▶ Aim of the task: Set down all of the data exactly as it appears.

▶ Material for the task:
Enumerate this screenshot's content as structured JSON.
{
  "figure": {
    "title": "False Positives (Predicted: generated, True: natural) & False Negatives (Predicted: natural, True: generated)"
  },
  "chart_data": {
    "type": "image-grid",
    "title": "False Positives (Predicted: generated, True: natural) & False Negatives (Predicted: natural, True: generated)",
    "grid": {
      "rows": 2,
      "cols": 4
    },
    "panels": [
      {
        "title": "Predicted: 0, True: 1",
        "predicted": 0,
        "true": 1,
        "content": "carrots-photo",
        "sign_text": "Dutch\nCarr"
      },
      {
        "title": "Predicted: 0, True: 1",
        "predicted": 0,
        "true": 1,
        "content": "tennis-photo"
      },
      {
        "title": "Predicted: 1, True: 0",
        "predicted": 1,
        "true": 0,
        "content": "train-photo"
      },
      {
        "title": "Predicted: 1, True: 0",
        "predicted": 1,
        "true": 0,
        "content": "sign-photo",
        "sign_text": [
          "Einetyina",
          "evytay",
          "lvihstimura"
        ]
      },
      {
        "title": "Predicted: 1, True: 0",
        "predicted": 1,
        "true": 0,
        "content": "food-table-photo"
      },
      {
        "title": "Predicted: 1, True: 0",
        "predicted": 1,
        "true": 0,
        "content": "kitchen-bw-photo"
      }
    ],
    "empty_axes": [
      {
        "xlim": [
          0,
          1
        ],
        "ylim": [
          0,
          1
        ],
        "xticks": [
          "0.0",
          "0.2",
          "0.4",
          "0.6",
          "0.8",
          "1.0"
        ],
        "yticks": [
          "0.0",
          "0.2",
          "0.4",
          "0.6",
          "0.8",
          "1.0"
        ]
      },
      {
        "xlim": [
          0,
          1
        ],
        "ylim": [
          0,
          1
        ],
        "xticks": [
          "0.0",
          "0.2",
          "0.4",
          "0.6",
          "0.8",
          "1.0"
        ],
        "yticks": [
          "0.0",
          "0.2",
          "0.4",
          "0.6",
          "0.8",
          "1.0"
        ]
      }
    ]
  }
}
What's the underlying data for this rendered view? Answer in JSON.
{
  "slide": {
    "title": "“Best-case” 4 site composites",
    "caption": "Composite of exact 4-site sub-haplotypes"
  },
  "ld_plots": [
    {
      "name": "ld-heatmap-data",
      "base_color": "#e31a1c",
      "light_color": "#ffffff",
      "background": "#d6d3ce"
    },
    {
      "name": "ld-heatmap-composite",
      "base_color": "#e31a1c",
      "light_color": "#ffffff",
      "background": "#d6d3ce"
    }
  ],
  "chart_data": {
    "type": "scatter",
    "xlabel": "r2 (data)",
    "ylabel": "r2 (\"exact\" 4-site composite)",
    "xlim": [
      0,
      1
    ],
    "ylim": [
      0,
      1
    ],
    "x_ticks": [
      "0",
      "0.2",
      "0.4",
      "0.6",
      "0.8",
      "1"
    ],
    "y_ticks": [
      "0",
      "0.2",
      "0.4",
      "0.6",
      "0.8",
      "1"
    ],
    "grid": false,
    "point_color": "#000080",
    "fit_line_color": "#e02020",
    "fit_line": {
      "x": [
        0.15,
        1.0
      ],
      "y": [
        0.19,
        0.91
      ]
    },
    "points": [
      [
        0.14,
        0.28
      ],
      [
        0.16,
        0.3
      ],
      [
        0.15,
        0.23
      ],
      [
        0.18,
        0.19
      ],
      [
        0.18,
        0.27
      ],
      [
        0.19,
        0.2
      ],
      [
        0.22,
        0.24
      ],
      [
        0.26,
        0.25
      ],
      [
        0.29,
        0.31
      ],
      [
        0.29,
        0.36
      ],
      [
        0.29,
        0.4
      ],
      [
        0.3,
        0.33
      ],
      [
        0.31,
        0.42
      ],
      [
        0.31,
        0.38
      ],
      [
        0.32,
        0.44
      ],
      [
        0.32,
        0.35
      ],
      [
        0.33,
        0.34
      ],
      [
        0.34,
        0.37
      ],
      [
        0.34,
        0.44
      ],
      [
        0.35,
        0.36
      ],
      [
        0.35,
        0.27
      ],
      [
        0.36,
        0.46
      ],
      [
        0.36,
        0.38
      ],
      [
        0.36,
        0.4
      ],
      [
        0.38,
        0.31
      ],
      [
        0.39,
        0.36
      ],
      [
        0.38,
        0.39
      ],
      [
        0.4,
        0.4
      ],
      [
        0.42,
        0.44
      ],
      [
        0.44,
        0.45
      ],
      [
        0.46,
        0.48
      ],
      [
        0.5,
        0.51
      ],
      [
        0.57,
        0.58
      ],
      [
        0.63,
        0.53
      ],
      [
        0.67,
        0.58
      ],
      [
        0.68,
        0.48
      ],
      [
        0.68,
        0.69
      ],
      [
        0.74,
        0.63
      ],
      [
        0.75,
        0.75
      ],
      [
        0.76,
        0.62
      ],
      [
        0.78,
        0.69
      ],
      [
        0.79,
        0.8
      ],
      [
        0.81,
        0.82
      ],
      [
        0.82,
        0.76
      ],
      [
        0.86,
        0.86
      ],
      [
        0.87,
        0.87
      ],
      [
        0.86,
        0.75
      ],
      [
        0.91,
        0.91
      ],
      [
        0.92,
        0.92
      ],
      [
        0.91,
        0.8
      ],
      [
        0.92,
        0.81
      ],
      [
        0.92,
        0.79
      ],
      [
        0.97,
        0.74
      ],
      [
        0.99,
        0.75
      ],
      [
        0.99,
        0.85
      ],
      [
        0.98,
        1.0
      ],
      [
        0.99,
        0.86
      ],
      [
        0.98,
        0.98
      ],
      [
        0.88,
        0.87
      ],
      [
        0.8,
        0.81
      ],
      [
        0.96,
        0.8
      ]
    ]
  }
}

▶ Correct result:
Enumerate this screenshot's content as structured JSON.
{
  "figure": {
    "title": "False Positives (Predicted: generated, True: natural) & False Negatives (Predicted: natural, True: generated)"
  },
  "chart_data": {
    "type": "image-grid",
    "title": "False Positives (Predicted: generated, True: natural) & False Negatives (Predicted: natural, True: generated)",
    "grid": {
      "rows": 2,
      "cols": 4
    },
    "panels": [
      {
        "title": "Predicted: 0, True: 1",
        "predicted": 0,
        "true": 1,
        "content": "carrots-photo",
        "sign_text": "Dutch\nCarr"
      },
      {
        "title": "Predicted: 0, True: 1",
        "predicted": 0,
        "true": 1,
        "content": "tennis-photo"
      },
      {
        "title": "Predicted: 1, True: 0",
        "predicted": 1,
        "true": 0,
        "content": "train-photo"
      },
      {
        "title": "Predicted: 1, True: 0",
        "predicted": 1,
        "true": 0,
        "content": "sign-photo",
        "sign_text": [
          "Einetyina",
          "evytay",
          "lvihstimura"
        ]
      },
      {
        "title": "Predicted: 1, True: 0",
        "predicted": 1,
        "true": 0,
        "content": "food-table-photo"
      },
      {
        "title": "Predicted: 1, True: 0",
        "predicted": 1,
        "true": 0,
        "content": "kitchen-bw-photo"
      }
    ],
    "empty_axes": [
      {
        "xlim": [
          0,
          1
        ],
        "ylim": [
          0,
          1
        ],
        "xticks": [
          "0.0",
          "0.2",
          "0.4",
          "0.6",
          "0.8",
          "1.0"
        ],
        "yticks": [
          "0.0",
          "0.2",
          "0.4",
          "0.6",
          "0.8",
          "1.0"
        ]
      },
      {
        "xlim": [
          0,
          1
        ],
        "ylim": [
          0,
          1
        ],
        "xticks": [
          "0.0",
          "0.2",
          "0.4",
          "0.6",
          "0.8",
          "1.0"
        ],
        "yticks": [
          "0.0",
          "0.2",
          "0.4",
          "0.6",
          "0.8",
          "1.0"
        ]
      }
    ]
  }
}
What's the underlying data for this rendered view? Answer in JSON.
{
  "slide": {
    "title": "“Best-case” 4 site composites",
    "caption": "Composite of exact 4-site sub-haplotypes"
  },
  "ld_plots": [
    {
      "name": "ld-heatmap-data",
      "base_color": "#e31a1c",
      "light_color": "#ffffff",
      "background": "#d6d3ce"
    },
    {
      "name": "ld-heatmap-composite",
      "base_color": "#e31a1c",
      "light_color": "#ffffff",
      "background": "#d6d3ce"
    }
  ],
  "chart_data": {
    "type": "scatter",
    "xlabel": "r2 (data)",
    "ylabel": "r2 (\"exact\" 4-site composite)",
    "xlim": [
      0,
      1
    ],
    "ylim": [
      0,
      1
    ],
    "x_ticks": [
      "0",
      "0.2",
      "0.4",
      "0.6",
      "0.8",
      "1"
    ],
    "y_ticks": [
      "0",
      "0.2",
      "0.4",
      "0.6",
      "0.8",
      "1"
    ],
    "grid": false,
    "point_color": "#000080",
    "fit_line_color": "#e02020",
    "fit_line": {
      "x": [
        0.15,
        1.0
      ],
      "y": [
        0.19,
        0.91
      ]
    },
    "points": [
      [
        0.14,
        0.28
      ],
      [
        0.16,
        0.3
      ],
      [
        0.15,
        0.23
      ],
      [
        0.18,
        0.19
      ],
      [
        0.18,
        0.27
      ],
      [
        0.19,
        0.2
      ],
      [
        0.22,
        0.24
      ],
      [
        0.26,
        0.25
      ],
      [
        0.29,
        0.31
      ],
      [
        0.29,
        0.36
      ],
      [
        0.29,
        0.4
      ],
      [
        0.3,
        0.33
      ],
      [
        0.31,
        0.42
      ],
      [
        0.31,
        0.38
      ],
      [
        0.32,
        0.44
      ],
      [
        0.32,
        0.35
      ],
      [
        0.33,
        0.34
      ],
      [
        0.34,
        0.37
      ],
      [
        0.34,
        0.44
      ],
      [
        0.35,
        0.36
      ],
      [
        0.35,
        0.27
      ],
      [
        0.36,
        0.46
      ],
      [
        0.36,
        0.38
      ],
      [
        0.36,
        0.4
      ],
      [
        0.38,
        0.31
      ],
      [
        0.39,
        0.36
      ],
      [
        0.38,
        0.39
      ],
      [
        0.4,
        0.4
      ],
      [
        0.42,
        0.44
      ],
      [
        0.44,
        0.45
      ],
      [
        0.46,
        0.48
      ],
      [
        0.5,
        0.51
      ],
      [
        0.57,
        0.58
      ],
      [
        0.63,
        0.53
      ],
      [
        0.67,
        0.58
      ],
      [
        0.68,
        0.48
      ],
      [
        0.68,
        0.69
      ],
      [
        0.74,
        0.63
      ],
      [
        0.75,
        0.75
      ],
      [
        0.76,
        0.62
      ],
      [
        0.78,
        0.69
      ],
      [
        0.79,
        0.8
      ],
      [
        0.81,
        0.82
      ],
      [
        0.82,
        0.76
      ],
      [
        0.86,
        0.86
      ],
      [
        0.87,
        0.87
      ],
      [
        0.86,
        0.75
      ],
      [
        0.91,
        0.91
      ],
      [
        0.92,
        0.92
      ],
      [
        0.91,
        0.8
      ],
      [
        0.92,
        0.81
      ],
      [
        0.92,
        0.79
      ],
      [
        0.97,
        0.74
      ],
      [
        0.99,
        0.75
      ],
      [
        0.99,
        0.85
      ],
      [
        0.98,
        1.0
      ],
      [
        0.99,
        0.86
      ],
      [
        0.98,
        0.98
      ],
      [
        0.88,
        0.87
      ],
      [
        0.8,
        0.81
      ],
      [
        0.96,
        0.8
      ]
    ]
  }
}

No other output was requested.